INSTRUCTIONS FOR THE TASK: Your task is to retype each line of the data below exactly.

-- Begin RECORDS SHOWN --

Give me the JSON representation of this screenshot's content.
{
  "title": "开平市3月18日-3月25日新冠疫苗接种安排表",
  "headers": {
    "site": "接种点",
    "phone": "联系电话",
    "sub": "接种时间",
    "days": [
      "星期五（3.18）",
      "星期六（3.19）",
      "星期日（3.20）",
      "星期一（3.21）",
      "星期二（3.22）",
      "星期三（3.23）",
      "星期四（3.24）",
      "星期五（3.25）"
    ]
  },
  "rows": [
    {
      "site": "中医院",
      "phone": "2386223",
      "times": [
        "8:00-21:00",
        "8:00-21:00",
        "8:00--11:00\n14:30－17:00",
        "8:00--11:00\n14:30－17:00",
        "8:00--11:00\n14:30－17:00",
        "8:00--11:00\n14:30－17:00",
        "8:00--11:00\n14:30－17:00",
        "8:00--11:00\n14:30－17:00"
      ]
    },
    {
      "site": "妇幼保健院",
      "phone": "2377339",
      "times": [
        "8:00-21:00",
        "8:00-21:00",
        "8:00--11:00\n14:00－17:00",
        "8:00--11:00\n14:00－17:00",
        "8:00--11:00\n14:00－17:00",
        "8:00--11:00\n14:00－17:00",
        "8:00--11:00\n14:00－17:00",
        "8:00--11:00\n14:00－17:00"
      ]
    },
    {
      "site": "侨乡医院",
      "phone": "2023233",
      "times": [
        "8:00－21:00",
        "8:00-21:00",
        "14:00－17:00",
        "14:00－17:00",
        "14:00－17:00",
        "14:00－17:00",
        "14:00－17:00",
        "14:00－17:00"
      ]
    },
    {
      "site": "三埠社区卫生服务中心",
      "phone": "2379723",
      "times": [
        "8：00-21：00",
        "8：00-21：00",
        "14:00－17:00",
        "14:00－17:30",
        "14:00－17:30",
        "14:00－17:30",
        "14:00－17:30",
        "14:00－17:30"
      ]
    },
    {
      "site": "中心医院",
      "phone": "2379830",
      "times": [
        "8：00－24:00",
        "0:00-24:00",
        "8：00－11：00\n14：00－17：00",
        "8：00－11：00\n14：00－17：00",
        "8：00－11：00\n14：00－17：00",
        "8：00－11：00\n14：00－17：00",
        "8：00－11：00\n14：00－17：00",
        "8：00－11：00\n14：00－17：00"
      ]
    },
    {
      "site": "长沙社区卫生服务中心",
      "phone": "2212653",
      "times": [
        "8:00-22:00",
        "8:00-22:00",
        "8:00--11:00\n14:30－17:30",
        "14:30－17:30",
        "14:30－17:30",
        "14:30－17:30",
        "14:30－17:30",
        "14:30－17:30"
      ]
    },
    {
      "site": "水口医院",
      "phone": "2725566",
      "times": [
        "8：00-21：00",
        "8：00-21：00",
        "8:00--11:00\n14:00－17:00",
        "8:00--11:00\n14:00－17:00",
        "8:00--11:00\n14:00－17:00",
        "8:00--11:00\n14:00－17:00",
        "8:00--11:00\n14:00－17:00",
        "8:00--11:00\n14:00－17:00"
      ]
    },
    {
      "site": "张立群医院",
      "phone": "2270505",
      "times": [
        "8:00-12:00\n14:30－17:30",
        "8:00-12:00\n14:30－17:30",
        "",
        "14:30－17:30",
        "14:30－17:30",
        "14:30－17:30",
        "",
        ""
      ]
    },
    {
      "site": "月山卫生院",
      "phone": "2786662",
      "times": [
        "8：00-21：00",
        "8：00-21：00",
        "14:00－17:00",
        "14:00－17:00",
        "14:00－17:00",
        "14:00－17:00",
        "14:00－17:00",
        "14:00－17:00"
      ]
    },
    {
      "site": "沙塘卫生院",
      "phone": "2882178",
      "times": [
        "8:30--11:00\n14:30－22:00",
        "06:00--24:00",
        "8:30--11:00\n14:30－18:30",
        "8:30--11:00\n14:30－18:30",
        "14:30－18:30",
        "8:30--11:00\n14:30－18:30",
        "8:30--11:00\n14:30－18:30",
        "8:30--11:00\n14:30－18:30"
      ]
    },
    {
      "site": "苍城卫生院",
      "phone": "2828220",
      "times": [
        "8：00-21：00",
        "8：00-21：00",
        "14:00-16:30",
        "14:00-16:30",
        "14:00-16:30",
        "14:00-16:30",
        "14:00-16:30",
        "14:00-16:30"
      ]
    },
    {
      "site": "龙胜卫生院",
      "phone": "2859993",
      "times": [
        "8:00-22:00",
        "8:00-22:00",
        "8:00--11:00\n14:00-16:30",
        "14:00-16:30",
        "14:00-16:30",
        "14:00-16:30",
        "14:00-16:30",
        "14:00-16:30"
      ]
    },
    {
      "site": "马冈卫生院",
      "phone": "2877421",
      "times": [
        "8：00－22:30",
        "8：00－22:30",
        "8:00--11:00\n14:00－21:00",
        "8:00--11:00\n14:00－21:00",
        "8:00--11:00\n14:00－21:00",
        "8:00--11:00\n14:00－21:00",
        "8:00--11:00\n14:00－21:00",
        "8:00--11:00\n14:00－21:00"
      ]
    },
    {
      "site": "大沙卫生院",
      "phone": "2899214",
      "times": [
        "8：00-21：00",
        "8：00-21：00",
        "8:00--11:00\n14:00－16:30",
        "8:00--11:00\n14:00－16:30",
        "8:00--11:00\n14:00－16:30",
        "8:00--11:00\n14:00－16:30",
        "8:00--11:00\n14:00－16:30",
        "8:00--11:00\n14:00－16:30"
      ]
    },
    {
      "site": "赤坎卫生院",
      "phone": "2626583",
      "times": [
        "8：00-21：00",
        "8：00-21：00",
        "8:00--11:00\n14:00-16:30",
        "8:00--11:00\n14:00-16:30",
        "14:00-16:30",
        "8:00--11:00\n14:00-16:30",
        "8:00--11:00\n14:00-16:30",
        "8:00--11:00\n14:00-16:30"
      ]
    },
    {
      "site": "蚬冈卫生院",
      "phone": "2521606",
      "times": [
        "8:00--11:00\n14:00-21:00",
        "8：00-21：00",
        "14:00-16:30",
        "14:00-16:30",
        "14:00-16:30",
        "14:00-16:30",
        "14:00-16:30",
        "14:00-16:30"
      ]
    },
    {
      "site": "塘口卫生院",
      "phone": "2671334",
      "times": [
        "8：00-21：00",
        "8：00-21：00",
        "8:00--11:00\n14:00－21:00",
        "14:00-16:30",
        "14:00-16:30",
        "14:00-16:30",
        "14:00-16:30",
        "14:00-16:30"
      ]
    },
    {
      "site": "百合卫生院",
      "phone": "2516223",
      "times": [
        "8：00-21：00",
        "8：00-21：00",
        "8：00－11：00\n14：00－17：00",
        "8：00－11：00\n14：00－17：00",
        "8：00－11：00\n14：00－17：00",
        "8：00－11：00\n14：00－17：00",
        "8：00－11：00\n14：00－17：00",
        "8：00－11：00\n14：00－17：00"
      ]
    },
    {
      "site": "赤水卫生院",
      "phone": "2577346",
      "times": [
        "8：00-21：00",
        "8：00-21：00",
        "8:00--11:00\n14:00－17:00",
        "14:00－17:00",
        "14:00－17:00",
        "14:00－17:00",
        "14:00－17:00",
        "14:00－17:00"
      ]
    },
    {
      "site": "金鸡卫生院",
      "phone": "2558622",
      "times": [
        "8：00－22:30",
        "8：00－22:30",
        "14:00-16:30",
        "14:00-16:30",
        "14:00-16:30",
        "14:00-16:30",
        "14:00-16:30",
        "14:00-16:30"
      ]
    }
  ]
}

-- End RECORDS SHOWN --

WRITTEN SOLUTION:
Give me the JSON representation of this screenshot's content.
{
  "title": "开平市3月18日-3月25日新冠疫苗接种安排表",
  "headers": {
    "site": "接种点",
    "phone": "联系电话",
    "sub": "接种时间",
    "days": [
      "星期五（3.18）",
      "星期六（3.19）",
      "星期日（3.20）",
      "星期一（3.21）",
      "星期二（3.22）",
      "星期三（3.23）",
      "星期四（3.24）",
      "星期五（3.25）"
    ]
  },
  "rows": [
    {
      "site": "中医院",
      "phone": "2386223",
      "times": [
        "8:00-21:00",
        "8:00-21:00",
        "8:00--11:00\n14:30－17:00",
        "8:00--11:00\n14:30－17:00",
        "8:00--11:00\n14:30－17:00",
        "8:00--11:00\n14:30－17:00",
        "8:00--11:00\n14:30－17:00",
        "8:00--11:00\n14:30－17:00"
      ]
    },
    {
      "site": "妇幼保健院",
      "phone": "2377339",
      "times": [
        "8:00-21:00",
        "8:00-21:00",
        "8:00--11:00\n14:00－17:00",
        "8:00--11:00\n14:00－17:00",
        "8:00--11:00\n14:00－17:00",
        "8:00--11:00\n14:00－17:00",
        "8:00--11:00\n14:00－17:00",
        "8:00--11:00\n14:00－17:00"
      ]
    },
    {
      "site": "侨乡医院",
      "phone": "2023233",
      "times": [
        "8:00－21:00",
        "8:00-21:00",
        "14:00－17:00",
        "14:00－17:00",
        "14:00－17:00",
        "14:00－17:00",
        "14:00－17:00",
        "14:00－17:00"
      ]
    },
    {
      "site": "三埠社区卫生服务中心",
      "phone": "2379723",
      "times": [
        "8：00-21：00",
        "8：00-21：00",
        "14:00－17:00",
        "14:00－17:30",
        "14:00－17:30",
        "14:00－17:30",
        "14:00－17:30",
        "14:00－17:30"
      ]
    },
    {
      "site": "中心医院",
      "phone": "2379830",
      "times": [
        "8：00－24:00",
        "0:00-24:00",
        "8：00－11：00\n14：00－17：00",
        "8：00－11：00\n14：00－17：00",
        "8：00－11：00\n14：00－17：00",
        "8：00－11：00\n14：00－17：00",
        "8：00－11：00\n14：00－17：00",
        "8：00－11：00\n14：00－17：00"
      ]
    },
    {
      "site": "长沙社区卫生服务中心",
      "phone": "2212653",
      "times": [
        "8:00-22:00",
        "8:00-22:00",
        "8:00--11:00\n14:30－17:30",
        "14:30－17:30",
        "14:30－17:30",
        "14:30－17:30",
        "14:30－17:30",
        "14:30－17:30"
      ]
    },
    {
      "site": "水口医院",
      "phone": "2725566",
      "times": [
        "8：00-21：00",
        "8：00-21：00",
        "8:00--11:00\n14:00－17:00",
        "8:00--11:00\n14:00－17:00",
        "8:00--11:00\n14:00－17:00",
        "8:00--11:00\n14:00－17:00",
        "8:00--11:00\n14:00－17:00",
        "8:00--11:00\n14:00－17:00"
      ]
    },
    {
      "site": "张立群医院",
      "phone": "2270505",
      "times": [
        "8:00-12:00\n14:30－17:30",
        "8:00-12:00\n14:30－17:30",
        "",
        "14:30－17:30",
        "14:30－17:30",
        "14:30－17:30",
        "",
        ""
      ]
    },
    {
      "site": "月山卫生院",
      "phone": "2786662",
      "times": [
        "8：00-21：00",
        "8：00-21：00",
        "14:00－17:00",
        "14:00－17:00",
        "14:00－17:00",
        "14:00－17:00",
        "14:00－17:00",
        "14:00－17:00"
      ]
    },
    {
      "site": "沙塘卫生院",
      "phone": "2882178",
      "times": [
        "8:30--11:00\n14:30－22:00",
        "06:00--24:00",
        "8:30--11:00\n14:30－18:30",
        "8:30--11:00\n14:30－18:30",
        "14:30－18:30",
        "8:30--11:00\n14:30－18:30",
        "8:30--11:00\n14:30－18:30",
        "8:30--11:00\n14:30－18:30"
      ]
    },
    {
      "site": "苍城卫生院",
      "phone": "2828220",
      "times": [
        "8：00-21：00",
        "8：00-21：00",
        "14:00-16:30",
        "14:00-16:30",
        "14:00-16:30",
        "14:00-16:30",
        "14:00-16:30",
        "14:00-16:30"
      ]
    },
    {
      "site": "龙胜卫生院",
      "phone": "2859993",
      "times": [
        "8:00-22:00",
        "8:00-22:00",
        "8:00--11:00\n14:00-16:30",
        "14:00-16:30",
        "14:00-16:30",
        "14:00-16:30",
        "14:00-16:30",
        "14:00-16:30"
      ]
    },
    {
      "site": "马冈卫生院",
      "phone": "2877421",
      "times": [
        "8：00－22:30",
        "8：00－22:30",
        "8:00--11:00\n14:00－21:00",
        "8:00--11:00\n14:00－21:00",
        "8:00--11:00\n14:00－21:00",
        "8:00--11:00\n14:00－21:00",
        "8:00--11:00\n14:00－21:00",
        "8:00--11:00\n14:00－21:00"
      ]
    },
    {
      "site": "大沙卫生院",
      "phone": "2899214",
      "times": [
        "8：00-21：00",
        "8：00-21：00",
        "8:00--11:00\n14:00－16:30",
        "8:00--11:00\n14:00－16:30",
        "8:00--11:00\n14:00－16:30",
        "8:00--11:00\n14:00－16:30",
        "8:00--11:00\n14:00－16:30",
        "8:00--11:00\n14:00－16:30"
      ]
    },
    {
      "site": "赤坎卫生院",
      "phone": "2626583",
      "times": [
        "8：00-21：00",
        "8：00-21：00",
        "8:00--11:00\n14:00-16:30",
        "8:00--11:00\n14:00-16:30",
        "14:00-16:30",
        "8:00--11:00\n14:00-16:30",
        "8:00--11:00\n14:00-16:30",
        "8:00--11:00\n14:00-16:30"
      ]
    },
    {
      "site": "蚬冈卫生院",
      "phone": "2521606",
      "times": [
        "8:00--11:00\n14:00-21:00",
        "8：00-21：00",
        "14:00-16:30",
        "14:00-16:30",
        "14:00-16:30",
        "14:00-16:30",
        "14:00-16:30",
        "14:00-16:30"
      ]
    },
    {
      "site": "塘口卫生院",
      "phone": "2671334",
      "times": [
        "8：00-21：00",
        "8：00-21：00",
        "8:00--11:00\n14:00－21:00",
        "14:00-16:30",
        "14:00-16:30",
        "14:00-16:30",
        "14:00-16:30",
        "14:00-16:30"
      ]
    },
    {
      "site": "百合卫生院",
      "phone": "2516223",
      "times": [
        "8：00-21：00",
        "8：00-21：00",
        "8：00－11：00\n14：00－17：00",
        "8：00－11：00\n14：00－17：00",
        "8：00－11：00\n14：00－17：00",
        "8：00－11：00\n14：00－17：00",
        "8：00－11：00\n14：00－17：00",
        "8：00－11：00\n14：00－17：00"
      ]
    },
    {
      "site": "赤水卫生院",
      "phone": "2577346",
      "times": [
        "8：00-21：00",
        "8：00-21：00",
        "8:00--11:00\n14:00－17:00",
        "14:00－17:00",
        "14:00－17:00",
        "14:00－17:00",
        "14:00－17:00",
        "14:00－17:00"
      ]
    },
    {
      "site": "金鸡卫生院",
      "phone": "2558622",
      "times": [
        "8：00－22:30",
        "8：00－22:30",
        "14:00-16:30",
        "14:00-16:30",
        "14:00-16:30",
        "14:00-16:30",
        "14:00-16:30",
        "14:00-16:30"
      ]
    }
  ]
}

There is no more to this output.